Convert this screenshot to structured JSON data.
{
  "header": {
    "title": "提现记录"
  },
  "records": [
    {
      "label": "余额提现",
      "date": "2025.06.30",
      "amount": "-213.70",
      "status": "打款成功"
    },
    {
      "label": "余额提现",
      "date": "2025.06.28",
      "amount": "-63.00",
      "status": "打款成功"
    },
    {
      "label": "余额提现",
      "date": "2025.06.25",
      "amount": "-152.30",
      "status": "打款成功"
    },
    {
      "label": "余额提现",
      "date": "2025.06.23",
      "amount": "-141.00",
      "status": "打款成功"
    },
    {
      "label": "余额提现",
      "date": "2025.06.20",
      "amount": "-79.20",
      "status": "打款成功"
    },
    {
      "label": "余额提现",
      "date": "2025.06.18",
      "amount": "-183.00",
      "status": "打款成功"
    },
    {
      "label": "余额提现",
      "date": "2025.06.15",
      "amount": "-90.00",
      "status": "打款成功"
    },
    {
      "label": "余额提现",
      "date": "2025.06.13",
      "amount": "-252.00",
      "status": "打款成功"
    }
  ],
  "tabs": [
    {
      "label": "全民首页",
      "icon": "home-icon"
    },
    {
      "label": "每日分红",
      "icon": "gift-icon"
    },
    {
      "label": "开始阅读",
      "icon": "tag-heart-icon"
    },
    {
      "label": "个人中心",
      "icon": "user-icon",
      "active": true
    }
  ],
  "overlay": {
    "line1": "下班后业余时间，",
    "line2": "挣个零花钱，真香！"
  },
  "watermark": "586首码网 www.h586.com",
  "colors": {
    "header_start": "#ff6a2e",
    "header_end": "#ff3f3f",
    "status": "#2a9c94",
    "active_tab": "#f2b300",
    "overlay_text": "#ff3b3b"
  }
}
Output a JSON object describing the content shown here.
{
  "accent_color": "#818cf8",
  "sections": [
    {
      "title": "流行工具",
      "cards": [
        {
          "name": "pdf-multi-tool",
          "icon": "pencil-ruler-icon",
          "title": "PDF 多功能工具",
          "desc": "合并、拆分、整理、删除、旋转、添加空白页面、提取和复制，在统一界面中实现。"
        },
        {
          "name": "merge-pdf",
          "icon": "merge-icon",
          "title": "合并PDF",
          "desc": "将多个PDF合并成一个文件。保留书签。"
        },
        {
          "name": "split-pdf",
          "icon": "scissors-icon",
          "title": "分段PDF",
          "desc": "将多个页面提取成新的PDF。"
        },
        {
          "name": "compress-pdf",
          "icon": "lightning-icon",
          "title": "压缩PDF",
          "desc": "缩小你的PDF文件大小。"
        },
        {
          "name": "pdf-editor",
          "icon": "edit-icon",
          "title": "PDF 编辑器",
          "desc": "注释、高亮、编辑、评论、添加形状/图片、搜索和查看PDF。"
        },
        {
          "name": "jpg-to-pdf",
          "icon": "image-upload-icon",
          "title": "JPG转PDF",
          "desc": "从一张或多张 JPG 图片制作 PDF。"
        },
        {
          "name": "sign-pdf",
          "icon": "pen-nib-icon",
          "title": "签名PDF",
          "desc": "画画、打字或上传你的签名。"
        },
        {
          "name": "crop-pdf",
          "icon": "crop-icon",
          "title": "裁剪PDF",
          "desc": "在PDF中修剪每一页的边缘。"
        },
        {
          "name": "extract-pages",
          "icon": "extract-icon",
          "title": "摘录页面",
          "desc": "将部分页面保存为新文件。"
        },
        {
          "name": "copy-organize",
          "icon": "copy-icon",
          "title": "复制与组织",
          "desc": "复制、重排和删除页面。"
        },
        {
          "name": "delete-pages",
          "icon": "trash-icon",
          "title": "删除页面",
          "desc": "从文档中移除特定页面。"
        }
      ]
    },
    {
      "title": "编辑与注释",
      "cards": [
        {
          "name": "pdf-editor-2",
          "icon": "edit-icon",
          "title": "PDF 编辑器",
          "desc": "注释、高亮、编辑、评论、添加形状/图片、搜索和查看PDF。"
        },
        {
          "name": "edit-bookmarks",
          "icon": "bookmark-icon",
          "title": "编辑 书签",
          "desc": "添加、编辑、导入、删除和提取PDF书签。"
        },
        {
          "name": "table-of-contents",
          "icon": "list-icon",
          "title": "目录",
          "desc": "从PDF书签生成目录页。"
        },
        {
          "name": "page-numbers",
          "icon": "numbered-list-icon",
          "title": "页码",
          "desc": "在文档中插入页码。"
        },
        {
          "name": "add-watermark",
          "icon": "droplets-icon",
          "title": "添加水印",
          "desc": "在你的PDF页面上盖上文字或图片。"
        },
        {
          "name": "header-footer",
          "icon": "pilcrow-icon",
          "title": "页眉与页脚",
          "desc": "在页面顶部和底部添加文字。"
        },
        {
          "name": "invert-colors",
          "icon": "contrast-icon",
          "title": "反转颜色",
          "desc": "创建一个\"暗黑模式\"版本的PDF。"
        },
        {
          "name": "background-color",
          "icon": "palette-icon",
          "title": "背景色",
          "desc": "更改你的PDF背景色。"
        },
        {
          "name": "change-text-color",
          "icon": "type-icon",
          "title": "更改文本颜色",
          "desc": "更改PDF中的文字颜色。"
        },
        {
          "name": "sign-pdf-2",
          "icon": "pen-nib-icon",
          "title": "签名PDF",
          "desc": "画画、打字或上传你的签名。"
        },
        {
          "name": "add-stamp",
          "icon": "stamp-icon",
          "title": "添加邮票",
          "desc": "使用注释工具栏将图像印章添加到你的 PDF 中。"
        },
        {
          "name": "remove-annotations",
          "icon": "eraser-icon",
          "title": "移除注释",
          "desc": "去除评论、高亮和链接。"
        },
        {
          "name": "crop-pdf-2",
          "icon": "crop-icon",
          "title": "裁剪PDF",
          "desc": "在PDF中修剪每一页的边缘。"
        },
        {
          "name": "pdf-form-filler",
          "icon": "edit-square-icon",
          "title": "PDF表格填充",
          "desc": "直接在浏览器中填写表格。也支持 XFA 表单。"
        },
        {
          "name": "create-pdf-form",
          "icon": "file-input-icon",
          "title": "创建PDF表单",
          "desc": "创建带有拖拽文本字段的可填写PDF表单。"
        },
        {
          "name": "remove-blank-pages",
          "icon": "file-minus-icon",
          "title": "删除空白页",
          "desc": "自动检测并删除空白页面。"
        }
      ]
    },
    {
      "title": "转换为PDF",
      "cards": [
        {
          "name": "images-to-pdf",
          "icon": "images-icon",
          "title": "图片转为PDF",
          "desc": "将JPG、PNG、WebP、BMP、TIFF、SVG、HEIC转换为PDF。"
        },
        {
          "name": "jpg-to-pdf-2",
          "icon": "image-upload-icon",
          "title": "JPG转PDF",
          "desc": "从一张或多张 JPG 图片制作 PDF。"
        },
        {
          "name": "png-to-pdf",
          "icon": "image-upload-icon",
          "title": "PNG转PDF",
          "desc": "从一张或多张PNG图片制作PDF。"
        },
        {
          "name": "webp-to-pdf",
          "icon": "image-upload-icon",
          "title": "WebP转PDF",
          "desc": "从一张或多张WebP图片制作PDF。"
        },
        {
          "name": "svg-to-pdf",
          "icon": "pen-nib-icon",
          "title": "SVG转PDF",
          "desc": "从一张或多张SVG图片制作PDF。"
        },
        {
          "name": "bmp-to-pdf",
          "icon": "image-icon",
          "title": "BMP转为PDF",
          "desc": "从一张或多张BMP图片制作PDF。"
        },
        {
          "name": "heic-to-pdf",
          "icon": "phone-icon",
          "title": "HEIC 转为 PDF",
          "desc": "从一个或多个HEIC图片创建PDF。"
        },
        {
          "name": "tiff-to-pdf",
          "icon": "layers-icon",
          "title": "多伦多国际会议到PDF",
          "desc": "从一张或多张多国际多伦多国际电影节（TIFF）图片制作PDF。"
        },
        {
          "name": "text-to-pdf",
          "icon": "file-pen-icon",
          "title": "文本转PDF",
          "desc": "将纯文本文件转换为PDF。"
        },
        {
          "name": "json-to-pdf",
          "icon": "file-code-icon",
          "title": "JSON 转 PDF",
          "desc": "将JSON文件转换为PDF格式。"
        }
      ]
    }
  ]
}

### [What the task requires]
Copy each line that contains the word "watermark".

### [Answer for the task]
  "watermark": "586首码网 www.h586.com",
          "name": "add-watermark",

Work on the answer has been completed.